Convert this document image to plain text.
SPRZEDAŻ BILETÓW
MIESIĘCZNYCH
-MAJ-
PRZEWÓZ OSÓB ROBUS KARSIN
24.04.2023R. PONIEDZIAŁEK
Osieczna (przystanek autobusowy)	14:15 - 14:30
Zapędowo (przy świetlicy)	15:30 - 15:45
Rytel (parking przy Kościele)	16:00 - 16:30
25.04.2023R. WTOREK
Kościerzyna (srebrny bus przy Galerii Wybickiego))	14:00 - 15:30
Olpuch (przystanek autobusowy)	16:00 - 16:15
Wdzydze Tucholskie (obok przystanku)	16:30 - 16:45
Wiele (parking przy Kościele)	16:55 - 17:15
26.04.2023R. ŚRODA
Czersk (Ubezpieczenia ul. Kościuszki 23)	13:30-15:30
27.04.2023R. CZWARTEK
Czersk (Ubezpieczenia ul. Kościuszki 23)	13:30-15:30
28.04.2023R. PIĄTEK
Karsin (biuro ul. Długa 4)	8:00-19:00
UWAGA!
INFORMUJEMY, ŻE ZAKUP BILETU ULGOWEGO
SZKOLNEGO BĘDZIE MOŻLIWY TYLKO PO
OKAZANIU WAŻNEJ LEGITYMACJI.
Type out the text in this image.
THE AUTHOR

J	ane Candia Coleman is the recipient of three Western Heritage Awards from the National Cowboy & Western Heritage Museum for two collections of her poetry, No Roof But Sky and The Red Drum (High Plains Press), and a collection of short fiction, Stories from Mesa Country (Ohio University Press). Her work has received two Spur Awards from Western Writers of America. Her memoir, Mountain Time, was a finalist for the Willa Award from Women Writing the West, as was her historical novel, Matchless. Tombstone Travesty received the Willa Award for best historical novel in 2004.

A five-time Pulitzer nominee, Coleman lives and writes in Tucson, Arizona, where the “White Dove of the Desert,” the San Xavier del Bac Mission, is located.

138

* * *

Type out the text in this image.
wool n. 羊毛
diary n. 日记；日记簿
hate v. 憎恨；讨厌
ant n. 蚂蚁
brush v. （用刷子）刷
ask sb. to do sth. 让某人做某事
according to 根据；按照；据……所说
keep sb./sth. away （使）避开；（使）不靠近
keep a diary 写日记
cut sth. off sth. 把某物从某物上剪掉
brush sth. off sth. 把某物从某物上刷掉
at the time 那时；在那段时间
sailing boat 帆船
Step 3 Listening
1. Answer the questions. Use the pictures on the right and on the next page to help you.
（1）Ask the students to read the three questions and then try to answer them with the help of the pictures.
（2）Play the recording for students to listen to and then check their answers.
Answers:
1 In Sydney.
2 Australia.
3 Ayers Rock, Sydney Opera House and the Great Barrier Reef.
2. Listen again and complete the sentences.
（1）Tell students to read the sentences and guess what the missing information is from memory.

- [PROBLEM DESCRIPTION]: Go through the material and select each line with the string "questions" in it.

- [OUTPUT FOR THIS TASK]:
1. Answer the questions. Use the pictures on the right and on the next page to help you.
（1）Ask the students to read the three questions and then try to answer them with the help of the pictures.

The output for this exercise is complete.